== Do this ==
Give every line below again, exactly.

Extracted data entries:
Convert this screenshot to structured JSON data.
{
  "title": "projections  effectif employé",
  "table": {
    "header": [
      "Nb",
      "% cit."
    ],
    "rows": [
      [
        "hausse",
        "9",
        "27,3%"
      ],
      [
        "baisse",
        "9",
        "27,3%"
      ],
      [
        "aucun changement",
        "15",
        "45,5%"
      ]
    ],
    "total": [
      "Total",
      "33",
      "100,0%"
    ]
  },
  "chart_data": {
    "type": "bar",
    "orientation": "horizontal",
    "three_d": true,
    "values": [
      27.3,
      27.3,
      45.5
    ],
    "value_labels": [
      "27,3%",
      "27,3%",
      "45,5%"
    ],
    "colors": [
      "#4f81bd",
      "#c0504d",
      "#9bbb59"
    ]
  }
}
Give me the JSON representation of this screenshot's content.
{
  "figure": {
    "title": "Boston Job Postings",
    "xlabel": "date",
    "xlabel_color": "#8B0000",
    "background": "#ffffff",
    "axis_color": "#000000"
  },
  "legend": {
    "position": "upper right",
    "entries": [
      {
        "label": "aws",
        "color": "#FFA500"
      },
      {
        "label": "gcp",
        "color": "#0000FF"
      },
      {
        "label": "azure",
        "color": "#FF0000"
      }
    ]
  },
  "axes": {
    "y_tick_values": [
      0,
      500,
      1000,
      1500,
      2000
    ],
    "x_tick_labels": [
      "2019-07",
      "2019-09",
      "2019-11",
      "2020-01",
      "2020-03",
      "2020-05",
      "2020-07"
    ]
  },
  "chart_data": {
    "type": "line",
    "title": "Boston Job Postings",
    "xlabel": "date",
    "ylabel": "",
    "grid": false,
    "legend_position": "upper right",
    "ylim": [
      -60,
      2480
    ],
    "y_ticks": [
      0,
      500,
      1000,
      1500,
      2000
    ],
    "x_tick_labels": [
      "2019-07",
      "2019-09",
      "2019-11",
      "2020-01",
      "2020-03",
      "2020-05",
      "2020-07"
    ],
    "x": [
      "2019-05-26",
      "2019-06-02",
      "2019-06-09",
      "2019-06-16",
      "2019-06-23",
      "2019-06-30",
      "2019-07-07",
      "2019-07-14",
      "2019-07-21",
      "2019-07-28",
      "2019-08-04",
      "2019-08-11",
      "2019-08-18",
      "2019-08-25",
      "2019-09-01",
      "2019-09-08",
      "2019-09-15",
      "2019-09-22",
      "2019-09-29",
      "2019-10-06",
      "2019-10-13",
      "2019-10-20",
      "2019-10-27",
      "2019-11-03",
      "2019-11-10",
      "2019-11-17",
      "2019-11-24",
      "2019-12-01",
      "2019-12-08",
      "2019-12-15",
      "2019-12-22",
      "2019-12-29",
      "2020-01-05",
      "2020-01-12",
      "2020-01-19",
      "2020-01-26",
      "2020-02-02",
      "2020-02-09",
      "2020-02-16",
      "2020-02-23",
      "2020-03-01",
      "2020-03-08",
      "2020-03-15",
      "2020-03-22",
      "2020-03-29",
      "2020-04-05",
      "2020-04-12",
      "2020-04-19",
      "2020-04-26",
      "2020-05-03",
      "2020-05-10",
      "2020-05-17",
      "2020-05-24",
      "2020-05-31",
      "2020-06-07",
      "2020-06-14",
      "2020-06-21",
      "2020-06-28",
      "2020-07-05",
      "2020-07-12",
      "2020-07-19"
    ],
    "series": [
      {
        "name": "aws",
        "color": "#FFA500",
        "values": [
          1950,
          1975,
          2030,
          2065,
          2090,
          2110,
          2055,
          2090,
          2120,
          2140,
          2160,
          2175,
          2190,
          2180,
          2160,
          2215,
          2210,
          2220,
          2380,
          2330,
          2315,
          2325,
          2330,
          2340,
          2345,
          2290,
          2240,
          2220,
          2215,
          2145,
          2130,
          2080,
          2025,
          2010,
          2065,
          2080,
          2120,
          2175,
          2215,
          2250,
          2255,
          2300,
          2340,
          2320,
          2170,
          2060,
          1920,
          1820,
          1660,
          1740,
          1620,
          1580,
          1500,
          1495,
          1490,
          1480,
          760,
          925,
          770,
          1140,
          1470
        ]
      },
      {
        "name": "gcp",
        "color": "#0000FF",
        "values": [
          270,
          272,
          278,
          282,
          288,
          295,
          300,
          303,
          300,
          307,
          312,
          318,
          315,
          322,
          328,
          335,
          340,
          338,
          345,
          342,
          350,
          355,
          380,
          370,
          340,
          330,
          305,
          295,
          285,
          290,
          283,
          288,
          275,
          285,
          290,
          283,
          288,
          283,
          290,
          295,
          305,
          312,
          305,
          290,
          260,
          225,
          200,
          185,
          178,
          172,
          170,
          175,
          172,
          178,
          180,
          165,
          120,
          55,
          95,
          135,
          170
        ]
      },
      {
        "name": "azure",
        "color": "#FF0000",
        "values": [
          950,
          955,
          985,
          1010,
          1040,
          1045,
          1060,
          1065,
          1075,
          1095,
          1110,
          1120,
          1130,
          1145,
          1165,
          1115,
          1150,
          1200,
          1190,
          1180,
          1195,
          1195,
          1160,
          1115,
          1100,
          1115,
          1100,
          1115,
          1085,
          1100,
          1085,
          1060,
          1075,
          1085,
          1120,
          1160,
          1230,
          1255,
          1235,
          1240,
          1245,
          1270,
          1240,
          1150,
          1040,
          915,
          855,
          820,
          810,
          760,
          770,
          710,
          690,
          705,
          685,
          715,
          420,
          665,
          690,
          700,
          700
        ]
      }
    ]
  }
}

== Answer to the exercise ==
Convert this screenshot to structured JSON data.
{
  "title": "projections  effectif employé",
  "table": {
    "header": [
      "Nb",
      "% cit."
    ],
    "rows": [
      [
        "hausse",
        "9",
        "27,3%"
      ],
      [
        "baisse",
        "9",
        "27,3%"
      ],
      [
        "aucun changement",
        "15",
        "45,5%"
      ]
    ],
    "total": [
      "Total",
      "33",
      "100,0%"
    ]
  },
  "chart_data": {
    "type": "bar",
    "orientation": "horizontal",
    "three_d": true,
    "values": [
      27.3,
      27.3,
      45.5
    ],
    "value_labels": [
      "27,3%",
      "27,3%",
      "45,5%"
    ],
    "colors": [
      "#4f81bd",
      "#c0504d",
      "#9bbb59"
    ]
  }
}
Give me the JSON representation of this screenshot's content.
{
  "figure": {
    "title": "Boston Job Postings",
    "xlabel": "date",
    "xlabel_color": "#8B0000",
    "background": "#ffffff",
    "axis_color": "#000000"
  },
  "legend": {
    "position": "upper right",
    "entries": [
      {
        "label": "aws",
        "color": "#FFA500"
      },
      {
        "label": "gcp",
        "color": "#0000FF"
      },
      {
        "label": "azure",
        "color": "#FF0000"
      }
    ]
  },
  "axes": {
    "y_tick_values": [
      0,
      500,
      1000,
      1500,
      2000
    ],
    "x_tick_labels": [
      "2019-07",
      "2019-09",
      "2019-11",
      "2020-01",
      "2020-03",
      "2020-05",
      "2020-07"
    ]
  },
  "chart_data": {
    "type": "line",
    "title": "Boston Job Postings",
    "xlabel": "date",
    "ylabel": "",
    "grid": false,
    "legend_position": "upper right",
    "ylim": [
      -60,
      2480
    ],
    "y_ticks": [
      0,
      500,
      1000,
      1500,
      2000
    ],
    "x_tick_labels": [
      "2019-07",
      "2019-09",
      "2019-11",
      "2020-01",
      "2020-03",
      "2020-05",
      "2020-07"
    ],
    "x": [
      "2019-05-26",
      "2019-06-02",
      "2019-06-09",
      "2019-06-16",
      "2019-06-23",
      "2019-06-30",
      "2019-07-07",
      "2019-07-14",
      "2019-07-21",
      "2019-07-28",
      "2019-08-04",
      "2019-08-11",
      "2019-08-18",
      "2019-08-25",
      "2019-09-01",
      "2019-09-08",
      "2019-09-15",
      "2019-09-22",
      "2019-09-29",
      "2019-10-06",
      "2019-10-13",
      "2019-10-20",
      "2019-10-27",
      "2019-11-03",
      "2019-11-10",
      "2019-11-17",
      "2019-11-24",
      "2019-12-01",
      "2019-12-08",
      "2019-12-15",
      "2019-12-22",
      "2019-12-29",
      "2020-01-05",
      "2020-01-12",
      "2020-01-19",
      "2020-01-26",
      "2020-02-02",
      "2020-02-09",
      "2020-02-16",
      "2020-02-23",
      "2020-03-01",
      "2020-03-08",
      "2020-03-15",
      "2020-03-22",
      "2020-03-29",
      "2020-04-05",
      "2020-04-12",
      "2020-04-19",
      "2020-04-26",
      "2020-05-03",
      "2020-05-10",
      "2020-05-17",
      "2020-05-24",
      "2020-05-31",
      "2020-06-07",
      "2020-06-14",
      "2020-06-21",
      "2020-06-28",
      "2020-07-05",
      "2020-07-12",
      "2020-07-19"
    ],
    "series": [
      {
        "name": "aws",
        "color": "#FFA500",
        "values": [
          1950,
          1975,
          2030,
          2065,
          2090,
          2110,
          2055,
          2090,
          2120,
          2140,
          2160,
          2175,
          2190,
          2180,
          2160,
          2215,
          2210,
          2220,
          2380,
          2330,
          2315,
          2325,
          2330,
          2340,
          2345,
          2290,
          2240,
          2220,
          2215,
          2145,
          2130,
          2080,
          2025,
          2010,
          2065,
          2080,
          2120,
          2175,
          2215,
          2250,
          2255,
          2300,
          2340,
          2320,
          2170,
          2060,
          1920,
          1820,
          1660,
          1740,
          1620,
          1580,
          1500,
          1495,
          1490,
          1480,
          760,
          925,
          770,
          1140,
          1470
        ]
      },
      {
        "name": "gcp",
        "color": "#0000FF",
        "values": [
          270,
          272,
          278,
          282,
          288,
          295,
          300,
          303,
          300,
          307,
          312,
          318,
          315,
          322,
          328,
          335,
          340,
          338,
          345,
          342,
          350,
          355,
          380,
          370,
          340,
          330,
          305,
          295,
          285,
          290,
          283,
          288,
          275,
          285,
          290,
          283,
          288,
          283,
          290,
          295,
          305,
          312,
          305,
          290,
          260,
          225,
          200,
          185,
          178,
          172,
          170,
          175,
          172,
          178,
          180,
          165,
          120,
          55,
          95,
          135,
          170
        ]
      },
      {
        "name": "azure",
        "color": "#FF0000",
        "values": [
          950,
          955,
          985,
          1010,
          1040,
          1045,
          1060,
          1065,
          1075,
          1095,
          1110,
          1120,
          1130,
          1145,
          1165,
          1115,
          1150,
          1200,
          1190,
          1180,
          1195,
          1195,
          1160,
          1115,
          1100,
          1115,
          1100,
          1115,
          1085,
          1100,
          1085,
          1060,
          1075,
          1085,
          1120,
          1160,
          1230,
          1255,
          1235,
          1240,
          1245,
          1270,
          1240,
          1150,
          1040,
          915,
          855,
          820,
          810,
          760,
          770,
          710,
          690,
          705,
          685,
          715,
          420,
          665,
          690,
          700,
          700
        ]
      }
    ]
  }
}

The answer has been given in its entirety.